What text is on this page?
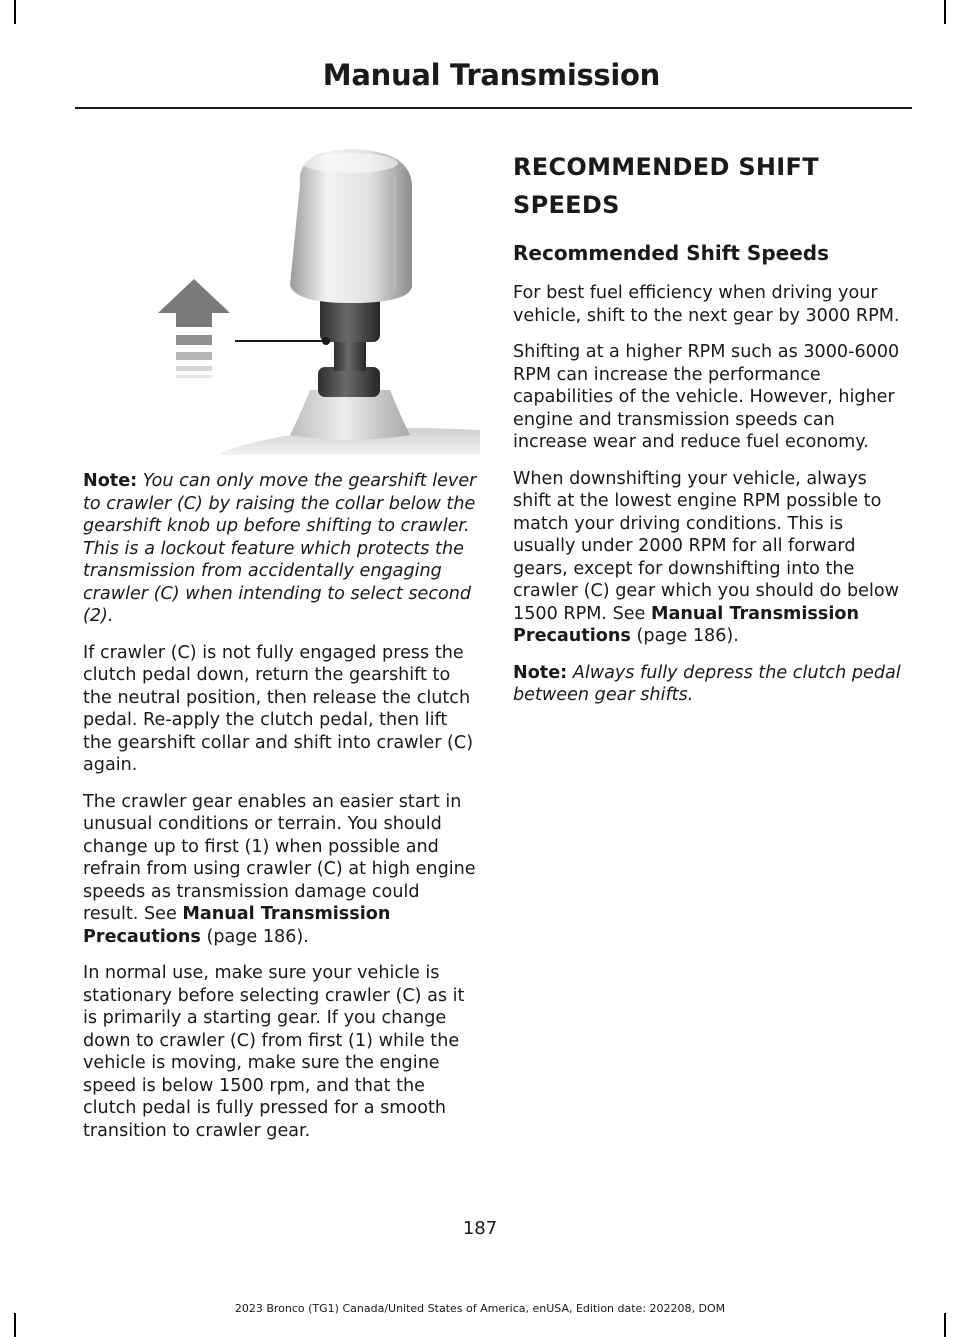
Manual Transmission

Note: You can only move the gearshift lever to crawler (C) by raising the collar below the gearshift knob up before shifting to crawler. This is a lockout feature which protects the transmission from accidentally engaging crawler (C) when intending to select second (2).

If crawler (C) is not fully engaged press the clutch pedal down, return the gearshift to the neutral position, then release the clutch pedal. Re-apply the clutch pedal, then lift the gearshift collar and shift into crawler (C) again.

The crawler gear enables an easier start in unusual conditions or terrain. You should change up to first (1) when possible and refrain from using crawler (C) at high engine speeds as transmission damage could result. See Manual Transmission Precautions (page 186).

In normal use, make sure your vehicle is stationary before selecting crawler (C) as it is primarily a starting gear. If you change down to crawler (C) from first (1) while the vehicle is moving, make sure the engine speed is below 1500 rpm, and that the clutch pedal is fully pressed for a smooth transition to crawler gear.

RECOMMENDED SHIFT SPEEDS
Recommended Shift Speeds

For best fuel efficiency when driving your vehicle, shift to the next gear by 3000 RPM.

Shifting at a higher RPM such as 3000-6000 RPM can increase the performance capabilities of the vehicle. However, higher engine and transmission speeds can increase wear and reduce fuel economy.

When downshifting your vehicle, always shift at the lowest engine RPM possible to match your driving conditions. This is usually under 2000 RPM for all forward gears, except for downshifting into the crawler (C) gear which you should do below 1500 RPM. See Manual Transmission Precautions (page 186).

Note: Always fully depress the clutch pedal between gear shifts.

187
2023 Bronco (TG1) Canada/United States of America, enUSA, Edition date: 202208, DOM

[Instruction]
Find the string "gearshift" in the records, then copy each line where it occurs.

[Finished answer]
Note: You can only move the gearshift lever to crawler (C) by raising the collar below the gearshift knob up before shifting to crawler. This is a lockout feature which protects the transmission from accidentally engaging crawler (C) when intending to select second (2).
If crawler (C) is not fully engaged press the clutch pedal down, return the gearshift to the neutral position, then release the clutch pedal. Re-apply the clutch pedal, then lift the gearshift collar and shift into crawler (C) again.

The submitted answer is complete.